### [Aim]
In the copy, keep every record exact and leave out all images.

━━━ Task material

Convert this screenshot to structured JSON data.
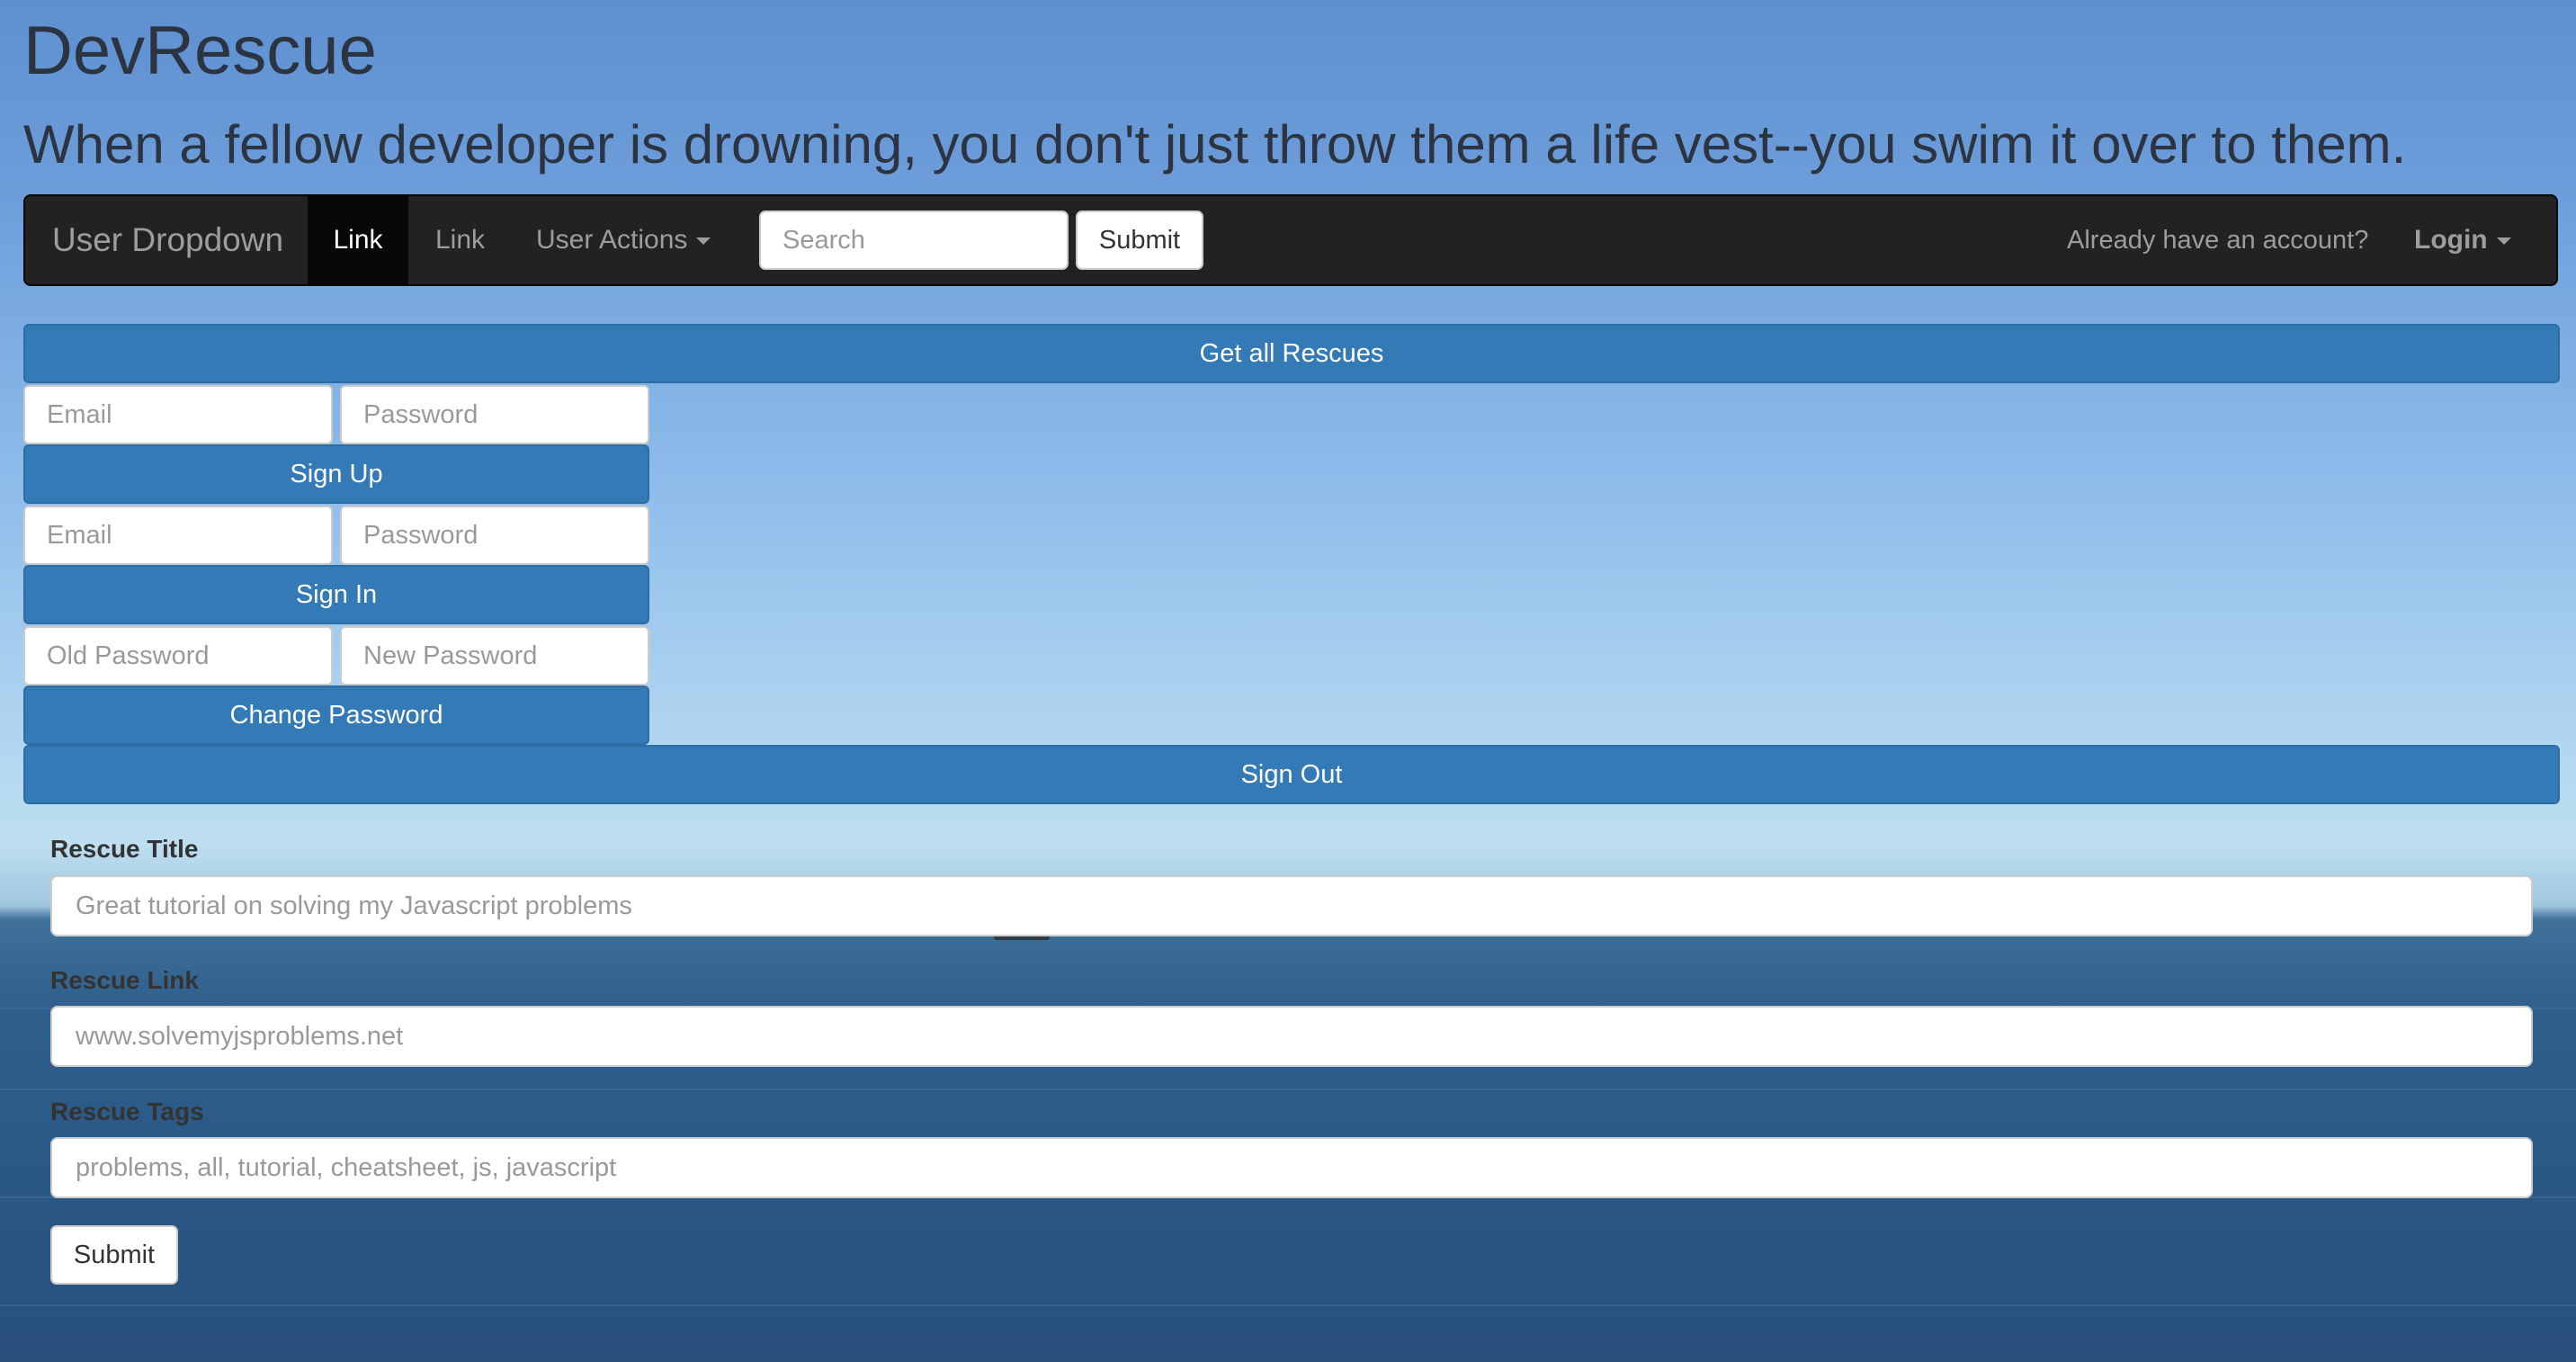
{
  "site": {
    "title": "DevRescue",
    "tagline": "When a fellow developer is drowning, you don't just throw them a life vest--you swim it over to them."
  },
  "navbar": {
    "brand": "User Dropdown",
    "active_link": "Link",
    "link2": "Link",
    "user_actions": "User Actions",
    "search_placeholder": "Search",
    "submit_label": "Submit",
    "account_prompt": "Already have an account?",
    "login_label": "Login"
  },
  "actions": {
    "get_all_rescues": "Get all Rescues",
    "sign_out": "Sign Out"
  },
  "sign_up": {
    "email_placeholder": "Email",
    "password_placeholder": "Password",
    "button": "Sign Up"
  },
  "sign_in": {
    "email_placeholder": "Email",
    "password_placeholder": "Password",
    "button": "Sign In"
  },
  "change_password": {
    "old_placeholder": "Old Password",
    "new_placeholder": "New Password",
    "button": "Change Password"
  },
  "rescue_form": {
    "title_label": "Rescue Title",
    "title_placeholder": "Great tutorial on solving my Javascript problems",
    "link_label": "Rescue Link",
    "link_placeholder": "www.solvemyjsproblems.net",
    "tags_label": "Rescue Tags",
    "tags_placeholder": "problems, all, tutorial, cheatsheet, js, javascript",
    "submit_label": "Submit"
  },
  "colors": {
    "primary": "#337ab7",
    "navbar_bg": "#222222"
  }
}
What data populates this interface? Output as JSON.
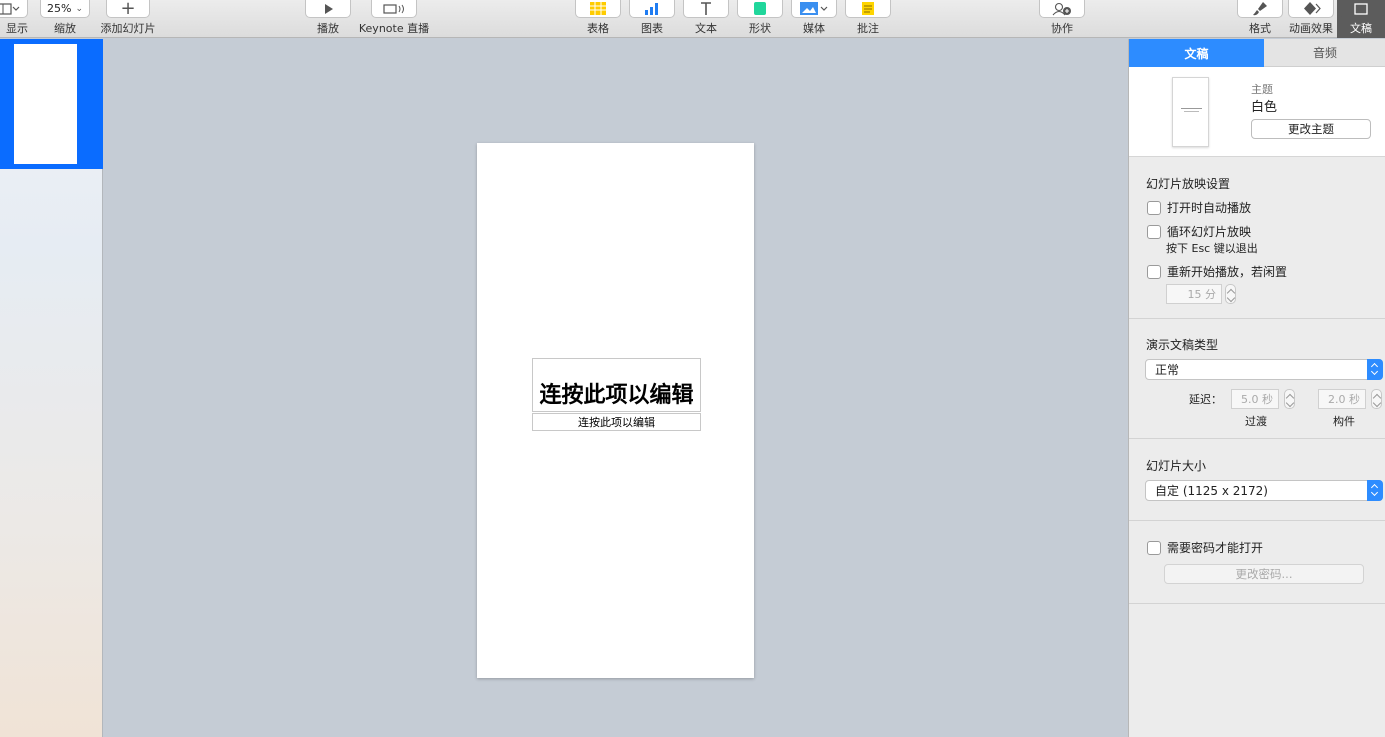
{
  "toolbar": {
    "view_label": "显示",
    "zoom_value": "25%",
    "zoom_label": "缩放",
    "add_slide_label": "添加幻灯片",
    "play_label": "播放",
    "keynote_live_label": "Keynote 直播",
    "table_label": "表格",
    "chart_label": "图表",
    "text_label": "文本",
    "shape_label": "形状",
    "media_label": "媒体",
    "comment_label": "批注",
    "collaborate_label": "协作",
    "format_label": "格式",
    "animate_label": "动画效果",
    "document_label": "文稿",
    "colors": {
      "table": "#ffcc00",
      "chart": "#1f7cf2",
      "shape": "#20d69b",
      "media": "#3a8ff0",
      "comment": "#ffd500"
    }
  },
  "slide": {
    "title_placeholder": "连按此项以编辑",
    "subtitle_placeholder": "连按此项以编辑"
  },
  "inspector": {
    "tabs": [
      "文稿",
      "音频"
    ],
    "theme_label": "主题",
    "theme_value": "白色",
    "change_theme_button": "更改主题",
    "playback_section": "幻灯片放映设置",
    "autoplay_label": "打开时自动播放",
    "loop_label": "循环幻灯片放映",
    "loop_hint": "按下 Esc 键以退出",
    "restart_label": "重新开始播放，若闲置",
    "idle_minutes": "15 分",
    "presentation_type_section": "演示文稿类型",
    "presentation_type_value": "正常",
    "delay_label": "延迟：",
    "transition_delay": "5.0 秒",
    "build_delay": "2.0 秒",
    "transition_label": "过渡",
    "build_label": "构件",
    "slide_size_section": "幻灯片大小",
    "slide_size_value": "自定 (1125 x 2172)",
    "password_label": "需要密码才能打开",
    "change_password_button": "更改密码..."
  }
}
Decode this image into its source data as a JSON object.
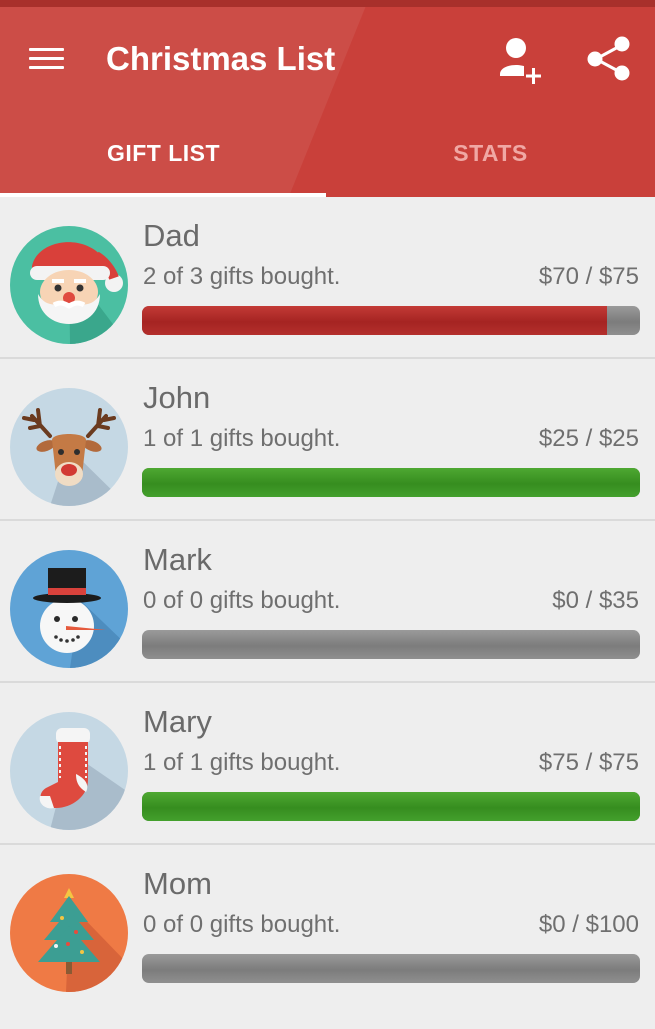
{
  "app": {
    "title": "Christmas List",
    "icons": [
      "menu-icon",
      "add-person-icon",
      "share-icon"
    ]
  },
  "tabs": [
    {
      "label": "GIFT LIST",
      "active": true
    },
    {
      "label": "STATS",
      "active": false
    }
  ],
  "colors": {
    "primary": "#c9403a",
    "progress_red": "#a52422",
    "progress_green": "#368d1f",
    "progress_empty": "#8a8a8a"
  },
  "people": [
    {
      "name": "Dad",
      "gifts_text": "2 of 3 gifts bought.",
      "amount_text": "$70 / $75",
      "progress": 0.933,
      "bar_color": "red",
      "avatar": "santa-avatar"
    },
    {
      "name": "John",
      "gifts_text": "1 of 1 gifts bought.",
      "amount_text": "$25 / $25",
      "progress": 1.0,
      "bar_color": "green",
      "avatar": "reindeer-avatar"
    },
    {
      "name": "Mark",
      "gifts_text": "0 of 0 gifts bought.",
      "amount_text": "$0 / $35",
      "progress": 0,
      "bar_color": "gray",
      "avatar": "snowman-avatar"
    },
    {
      "name": "Mary",
      "gifts_text": "1 of 1 gifts bought.",
      "amount_text": "$75 / $75",
      "progress": 1.0,
      "bar_color": "green",
      "avatar": "stocking-avatar"
    },
    {
      "name": "Mom",
      "gifts_text": "0 of 0 gifts bought.",
      "amount_text": "$0 / $100",
      "progress": 0,
      "bar_color": "gray",
      "avatar": "christmas-tree-avatar"
    }
  ]
}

━━━━━━

### [Task response]
Convert this screenshot to structured JSON data.
{
  "site": {
    "title": "DevRescue",
    "tagline": "When a fellow developer is drowning, you don't just throw them a life vest--you swim it over to them."
  },
  "navbar": {
    "brand": "User Dropdown",
    "active_link": "Link",
    "link2": "Link",
    "user_actions": "User Actions",
    "search_placeholder": "Search",
    "submit_label": "Submit",
    "account_prompt": "Already have an account?",
    "login_label": "Login"
  },
  "actions": {
    "get_all_rescues": "Get all Rescues",
    "sign_out": "Sign Out"
  },
  "sign_up": {
    "email_placeholder": "Email",
    "password_placeholder": "Password",
    "button": "Sign Up"
  },
  "sign_in": {
    "email_placeholder": "Email",
    "password_placeholder": "Password",
    "button": "Sign In"
  },
  "change_password": {
    "old_placeholder": "Old Password",
    "new_placeholder": "New Password",
    "button": "Change Password"
  },
  "rescue_form": {
    "title_label": "Rescue Title",
    "title_placeholder": "Great tutorial on solving my Javascript problems",
    "link_label": "Rescue Link",
    "link_placeholder": "www.solvemyjsproblems.net",
    "tags_label": "Rescue Tags",
    "tags_placeholder": "problems, all, tutorial, cheatsheet, js, javascript",
    "submit_label": "Submit"
  },
  "colors": {
    "primary": "#337ab7",
    "navbar_bg": "#222222"
  }
}
What data populates this interface? Output as JSON.
{
  "toolbar": {
    "view_label": "显示",
    "zoom_value": "25%",
    "zoom_label": "缩放",
    "add_slide_label": "添加幻灯片",
    "play_label": "播放",
    "keynote_live_label": "Keynote 直播",
    "table_label": "表格",
    "chart_label": "图表",
    "text_label": "文本",
    "shape_label": "形状",
    "media_label": "媒体",
    "comment_label": "批注",
    "collaborate_label": "协作",
    "format_label": "格式",
    "animate_label": "动画效果",
    "document_label": "文稿",
    "colors": {
      "table": "#ffcc00",
      "chart": "#1f7cf2",
      "shape": "#20d69b",
      "media": "#3a8ff0",
      "comment": "#ffd500"
    }
  },
  "slide": {
    "title_placeholder": "连按此项以编辑",
    "subtitle_placeholder": "连按此项以编辑"
  },
  "inspector": {
    "tabs": [
      "文稿",
      "音频"
    ],
    "theme_label": "主题",
    "theme_value": "白色",
    "change_theme_button": "更改主题",
    "playback_section": "幻灯片放映设置",
    "autoplay_label": "打开时自动播放",
    "loop_label": "循环幻灯片放映",
    "loop_hint": "按下 Esc 键以退出",
    "restart_label": "重新开始播放，若闲置",
    "idle_minutes": "15 分",
    "presentation_type_section": "演示文稿类型",
    "presentation_type_value": "正常",
    "delay_label": "延迟：",
    "transition_delay": "5.0 秒",
    "build_delay": "2.0 秒",
    "transition_label": "过渡",
    "build_label": "构件",
    "slide_size_section": "幻灯片大小",
    "slide_size_value": "自定 (1125 x 2172)",
    "password_label": "需要密码才能打开",
    "change_password_button": "更改密码..."
  }
}
Decode this image into its source data as a JSON object.
{
  "app": {
    "title": "Christmas List",
    "icons": [
      "menu-icon",
      "add-person-icon",
      "share-icon"
    ]
  },
  "tabs": [
    {
      "label": "GIFT LIST",
      "active": true
    },
    {
      "label": "STATS",
      "active": false
    }
  ],
  "colors": {
    "primary": "#c9403a",
    "progress_red": "#a52422",
    "progress_green": "#368d1f",
    "progress_empty": "#8a8a8a"
  },
  "people": [
    {
      "name": "Dad",
      "gifts_text": "2 of 3 gifts bought.",
      "amount_text": "$70 / $75",
      "progress": 0.933,
      "bar_color": "red",
      "avatar": "santa-avatar"
    },
    {
      "name": "John",
      "gifts_text": "1 of 1 gifts bought.",
      "amount_text": "$25 / $25",
      "progress": 1.0,
      "bar_color": "green",
      "avatar": "reindeer-avatar"
    },
    {
      "name": "Mark",
      "gifts_text": "0 of 0 gifts bought.",
      "amount_text": "$0 / $35",
      "progress": 0,
      "bar_color": "gray",
      "avatar": "snowman-avatar"
    },
    {
      "name": "Mary",
      "gifts_text": "1 of 1 gifts bought.",
      "amount_text": "$75 / $75",
      "progress": 1.0,
      "bar_color": "green",
      "avatar": "stocking-avatar"
    },
    {
      "name": "Mom",
      "gifts_text": "0 of 0 gifts bought.",
      "amount_text": "$0 / $100",
      "progress": 0,
      "bar_color": "gray",
      "avatar": "christmas-tree-avatar"
    }
  ]
}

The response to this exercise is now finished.